* **Source passage**:
________________________________________

Tags: software, apps.
By lucb1e on 2013-02-19 21:40:59 +0100
So I've got an Android phone now. A "smartphone" I should probably say: to call this Galaxy Note 2 a "phone" is practically an insult, considering it's got an accelerometer, gyroscope, GPS and even an on-board weather station. Okay, it's only a barometer, but you can replace the S-Pen with a thermometer and probably measure wind speeds with the microphone.
Top of the market quad-core smartphone, great. I don't need 4 cores, but they'll probably turn out useful next time I'm going to do... video editing on my phone, or something. It turns out that my screen classifies as "High Definition Widescreen", so who knows video editing may become mainstream on it.
I'm a software guy - let's talk software. I've been playing with Linux for over a year now, and I must say that I'm totally sold. It's not always as easy as Windows, but the closeness to the system is addictive. You're in control. And as Android is based on the Linux kernel, I had expected a somewhat similar experience.
Not that I can complain all that much really, there are really many good things that I couldn't even imagine on my previous Symbian phone. (That really is a "phone".) To give you a simple example, I can setup an open mobile hotspot in the train called "internet" and watch people trying to login to Facebook as we go. Great success!
Or another fun example was connecting my laptop to a pc, without wireless access point or cable available. I setup a wireless hotspot on Android (WPA2 this time), connected my laptop, then connected my phone over USB to the desktop pc, enabled USB tethering, disabled mobile data, and... it didn't work. The networks of the USB tethering and the wireless hotspot tethering are separated. Solution? A couple iptables rules to make Android route the packets. Awesome!

________________________________________

* **Given information**:
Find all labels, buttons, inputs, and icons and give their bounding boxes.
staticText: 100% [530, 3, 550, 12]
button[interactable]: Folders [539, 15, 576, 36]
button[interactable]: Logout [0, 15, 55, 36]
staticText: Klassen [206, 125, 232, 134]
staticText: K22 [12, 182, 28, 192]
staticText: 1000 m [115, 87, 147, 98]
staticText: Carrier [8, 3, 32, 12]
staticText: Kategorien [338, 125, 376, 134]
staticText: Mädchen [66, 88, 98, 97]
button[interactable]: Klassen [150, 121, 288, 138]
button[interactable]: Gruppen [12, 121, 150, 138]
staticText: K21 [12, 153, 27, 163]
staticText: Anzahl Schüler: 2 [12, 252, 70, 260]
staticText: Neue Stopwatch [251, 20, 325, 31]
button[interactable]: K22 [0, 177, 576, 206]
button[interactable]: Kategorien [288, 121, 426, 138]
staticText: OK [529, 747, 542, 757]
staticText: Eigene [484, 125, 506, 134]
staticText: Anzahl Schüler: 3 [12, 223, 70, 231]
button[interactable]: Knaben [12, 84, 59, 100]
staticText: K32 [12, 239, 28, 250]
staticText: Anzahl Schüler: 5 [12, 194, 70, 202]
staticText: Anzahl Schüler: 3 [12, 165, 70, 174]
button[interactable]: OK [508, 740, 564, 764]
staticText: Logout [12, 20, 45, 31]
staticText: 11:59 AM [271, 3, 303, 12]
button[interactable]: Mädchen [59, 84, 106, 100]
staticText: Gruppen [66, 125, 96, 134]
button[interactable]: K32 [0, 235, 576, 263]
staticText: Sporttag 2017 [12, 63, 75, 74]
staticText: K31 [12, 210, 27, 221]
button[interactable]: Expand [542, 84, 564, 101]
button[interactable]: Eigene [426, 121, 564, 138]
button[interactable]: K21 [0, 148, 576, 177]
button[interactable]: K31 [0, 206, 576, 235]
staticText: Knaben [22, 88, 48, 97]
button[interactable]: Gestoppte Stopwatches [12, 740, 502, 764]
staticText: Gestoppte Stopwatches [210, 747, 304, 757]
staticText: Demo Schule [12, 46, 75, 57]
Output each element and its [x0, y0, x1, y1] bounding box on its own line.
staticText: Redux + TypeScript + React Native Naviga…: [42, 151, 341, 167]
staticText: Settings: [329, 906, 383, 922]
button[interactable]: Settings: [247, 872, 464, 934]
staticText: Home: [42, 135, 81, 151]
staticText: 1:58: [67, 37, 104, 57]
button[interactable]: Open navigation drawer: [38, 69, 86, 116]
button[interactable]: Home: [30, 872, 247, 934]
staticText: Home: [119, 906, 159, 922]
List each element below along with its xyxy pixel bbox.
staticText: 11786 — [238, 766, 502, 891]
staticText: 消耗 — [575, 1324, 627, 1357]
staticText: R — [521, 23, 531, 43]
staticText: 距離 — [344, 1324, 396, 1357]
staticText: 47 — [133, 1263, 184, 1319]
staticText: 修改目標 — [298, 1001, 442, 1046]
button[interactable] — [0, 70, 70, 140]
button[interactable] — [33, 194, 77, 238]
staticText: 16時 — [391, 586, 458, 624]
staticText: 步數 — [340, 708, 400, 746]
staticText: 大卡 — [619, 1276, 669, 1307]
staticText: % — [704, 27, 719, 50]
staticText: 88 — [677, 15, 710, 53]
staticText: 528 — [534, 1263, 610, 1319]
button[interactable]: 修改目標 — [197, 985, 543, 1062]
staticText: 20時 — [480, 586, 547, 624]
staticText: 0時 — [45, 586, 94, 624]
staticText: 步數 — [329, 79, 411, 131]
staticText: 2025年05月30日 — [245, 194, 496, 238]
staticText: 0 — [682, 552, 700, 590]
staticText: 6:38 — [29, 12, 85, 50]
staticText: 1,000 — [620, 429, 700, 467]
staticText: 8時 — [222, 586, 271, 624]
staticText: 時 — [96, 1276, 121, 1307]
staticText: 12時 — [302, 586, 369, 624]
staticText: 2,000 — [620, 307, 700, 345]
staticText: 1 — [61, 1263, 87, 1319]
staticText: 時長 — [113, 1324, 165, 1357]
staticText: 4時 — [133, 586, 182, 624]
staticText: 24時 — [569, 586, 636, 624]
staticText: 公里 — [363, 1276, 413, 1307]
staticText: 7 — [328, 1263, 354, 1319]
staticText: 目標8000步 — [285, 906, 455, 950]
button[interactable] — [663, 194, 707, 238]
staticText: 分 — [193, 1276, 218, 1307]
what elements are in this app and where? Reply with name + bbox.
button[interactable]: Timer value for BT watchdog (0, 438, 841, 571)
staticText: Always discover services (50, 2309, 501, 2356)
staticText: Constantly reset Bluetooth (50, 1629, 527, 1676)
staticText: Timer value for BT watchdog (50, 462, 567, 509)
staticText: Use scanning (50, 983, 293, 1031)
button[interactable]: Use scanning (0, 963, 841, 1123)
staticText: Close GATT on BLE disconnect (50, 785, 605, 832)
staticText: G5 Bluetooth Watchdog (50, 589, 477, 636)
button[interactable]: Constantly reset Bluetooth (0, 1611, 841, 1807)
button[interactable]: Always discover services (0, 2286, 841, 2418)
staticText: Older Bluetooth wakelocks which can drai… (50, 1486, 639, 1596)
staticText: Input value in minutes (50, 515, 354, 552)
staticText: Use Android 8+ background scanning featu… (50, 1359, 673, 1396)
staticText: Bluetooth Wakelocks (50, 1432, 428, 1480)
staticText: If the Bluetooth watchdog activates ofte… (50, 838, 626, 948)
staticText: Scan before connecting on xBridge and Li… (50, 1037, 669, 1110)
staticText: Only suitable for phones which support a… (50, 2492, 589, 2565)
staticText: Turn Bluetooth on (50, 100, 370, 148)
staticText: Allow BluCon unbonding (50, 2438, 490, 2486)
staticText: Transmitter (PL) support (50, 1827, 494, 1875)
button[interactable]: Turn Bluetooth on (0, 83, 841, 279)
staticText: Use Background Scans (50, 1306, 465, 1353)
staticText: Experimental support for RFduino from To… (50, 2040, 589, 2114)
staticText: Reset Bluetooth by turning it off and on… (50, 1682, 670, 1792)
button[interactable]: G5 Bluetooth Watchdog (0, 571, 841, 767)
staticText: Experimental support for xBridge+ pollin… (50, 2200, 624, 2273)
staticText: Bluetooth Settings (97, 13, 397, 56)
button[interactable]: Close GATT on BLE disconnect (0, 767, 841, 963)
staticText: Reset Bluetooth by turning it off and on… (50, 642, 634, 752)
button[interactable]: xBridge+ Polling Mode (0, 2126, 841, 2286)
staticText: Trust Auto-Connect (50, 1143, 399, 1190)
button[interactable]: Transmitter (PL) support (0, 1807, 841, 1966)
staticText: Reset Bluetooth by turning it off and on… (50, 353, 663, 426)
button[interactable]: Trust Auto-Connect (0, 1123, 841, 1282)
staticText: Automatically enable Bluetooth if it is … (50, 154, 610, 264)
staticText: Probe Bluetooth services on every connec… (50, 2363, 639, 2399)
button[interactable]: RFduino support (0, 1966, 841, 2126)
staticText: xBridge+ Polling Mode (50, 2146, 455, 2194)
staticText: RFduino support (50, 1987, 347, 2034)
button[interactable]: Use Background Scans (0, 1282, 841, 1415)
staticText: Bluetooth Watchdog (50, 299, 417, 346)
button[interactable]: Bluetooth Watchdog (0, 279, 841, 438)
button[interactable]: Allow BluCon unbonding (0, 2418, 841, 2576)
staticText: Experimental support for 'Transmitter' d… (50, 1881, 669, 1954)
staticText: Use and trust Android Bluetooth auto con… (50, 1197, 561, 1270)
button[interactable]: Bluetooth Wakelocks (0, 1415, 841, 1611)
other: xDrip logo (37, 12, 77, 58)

________________________________________

* **Challenge 1**:
According to the Android phone post, why did the first attempt to link the laptop and the desktop PC through the phone fail, and what fixed it? Answer in one to three sentences.
* **Challenge 2**:
Write the next part of the Android phone post, picking up after its last paragraph.

* **Exercise output 1**:
It failed because the USB tethering network and the wireless hotspot network were separate. A couple of iptables rules that made Android route the packets between them fixed it.

* **Exercise output 2**:
Google and the manufacturers really do have a love-hate relationship with openness though. The above examples are totally awesome and entirely in the hacker spirit, but the flip side is the proprietary part of the OS: the apps.
There is such an incredible lot of shit delivered to you, that you might pay to have it all uninstalled. Yes, I would. After rebooting my phone, there is a list longer than the screen itself (that's higher than my desktop's Full HD screen!) of apps that are running. Why? I have no damn clue. Google Maps for example, what is it doing? Checking for updates? No, the Play Store does that. Tracking my location? Perhaps.
Where do you turn it off? On any unix system, you have a nice overview of settings in your /etc folder. But wait... we've bought this device, but does that mean that we own it? Of course, the hacker would say! No way, Samsung says! If you do with your hardware what you want, you can't get warranty anymore.
Uh, guys. If you can show me that I broke a device myself, it's not under warranty in any case. You don't need to deny me administrator or root permissions for that, like you are doing on every phone and smartphone. If you want to protect me for my own good, make it a checkbox just like installing apps outside the app store is. For effect, color it red.
Okay, warranty of a €700 device (or something) voided after 8 days. That's probably a new personal record. Back to the /etc folder, which is what we were headed for. Terminal app installed (no virtual terminals by default on this weird flavor of "Linux"), we navigate to the folder... and they hid all settings. It's not there. Instead there are apps that can manage your startup programs for you, but I don't trust apps.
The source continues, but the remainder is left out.